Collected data
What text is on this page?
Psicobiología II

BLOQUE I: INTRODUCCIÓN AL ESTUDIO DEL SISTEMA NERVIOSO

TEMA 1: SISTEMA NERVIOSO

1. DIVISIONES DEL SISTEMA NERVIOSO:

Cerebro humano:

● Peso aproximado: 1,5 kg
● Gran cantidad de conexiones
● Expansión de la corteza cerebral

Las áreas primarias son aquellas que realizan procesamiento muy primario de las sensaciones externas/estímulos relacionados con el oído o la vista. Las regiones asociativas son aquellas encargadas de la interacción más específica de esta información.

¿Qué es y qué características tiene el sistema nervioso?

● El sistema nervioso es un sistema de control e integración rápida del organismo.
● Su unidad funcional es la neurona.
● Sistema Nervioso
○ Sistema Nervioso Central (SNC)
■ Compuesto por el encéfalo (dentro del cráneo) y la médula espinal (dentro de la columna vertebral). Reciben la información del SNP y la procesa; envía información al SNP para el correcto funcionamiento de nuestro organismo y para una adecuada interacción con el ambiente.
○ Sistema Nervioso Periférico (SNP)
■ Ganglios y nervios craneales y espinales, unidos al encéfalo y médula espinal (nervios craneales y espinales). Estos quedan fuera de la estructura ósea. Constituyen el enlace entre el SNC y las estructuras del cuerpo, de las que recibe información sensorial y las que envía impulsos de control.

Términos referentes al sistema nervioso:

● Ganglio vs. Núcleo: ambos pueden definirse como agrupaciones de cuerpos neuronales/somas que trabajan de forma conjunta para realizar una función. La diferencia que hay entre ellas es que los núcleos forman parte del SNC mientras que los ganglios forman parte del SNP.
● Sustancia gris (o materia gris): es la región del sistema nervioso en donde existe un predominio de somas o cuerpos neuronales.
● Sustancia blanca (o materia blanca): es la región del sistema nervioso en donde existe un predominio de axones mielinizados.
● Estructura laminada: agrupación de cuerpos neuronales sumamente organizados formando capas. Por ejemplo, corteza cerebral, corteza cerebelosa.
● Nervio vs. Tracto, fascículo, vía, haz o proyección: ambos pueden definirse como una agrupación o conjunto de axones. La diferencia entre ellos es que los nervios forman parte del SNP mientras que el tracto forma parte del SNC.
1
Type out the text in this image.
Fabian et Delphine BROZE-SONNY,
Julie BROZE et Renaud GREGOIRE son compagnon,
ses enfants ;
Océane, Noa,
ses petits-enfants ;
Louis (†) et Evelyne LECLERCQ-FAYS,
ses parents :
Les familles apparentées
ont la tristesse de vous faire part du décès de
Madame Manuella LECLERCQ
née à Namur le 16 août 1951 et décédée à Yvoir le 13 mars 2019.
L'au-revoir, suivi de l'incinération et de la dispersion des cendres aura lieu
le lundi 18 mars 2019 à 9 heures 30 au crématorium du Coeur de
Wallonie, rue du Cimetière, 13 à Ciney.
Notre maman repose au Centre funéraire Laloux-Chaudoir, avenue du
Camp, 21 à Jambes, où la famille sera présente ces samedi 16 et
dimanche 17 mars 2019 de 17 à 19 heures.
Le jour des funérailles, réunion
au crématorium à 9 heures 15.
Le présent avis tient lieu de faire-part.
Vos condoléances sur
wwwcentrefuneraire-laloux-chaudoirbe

§ What you are asked to do
Look through the records and gather each line with the word "materia".

§ Answer to the task
● Sustancia gris (o materia gris): es la región del sistema nervioso en donde existe un predominio de somas o cuerpos neuronales.
● Sustancia blanca (o materia blanca): es la región del sistema nervioso en donde existe un predominio de axones mielinizados.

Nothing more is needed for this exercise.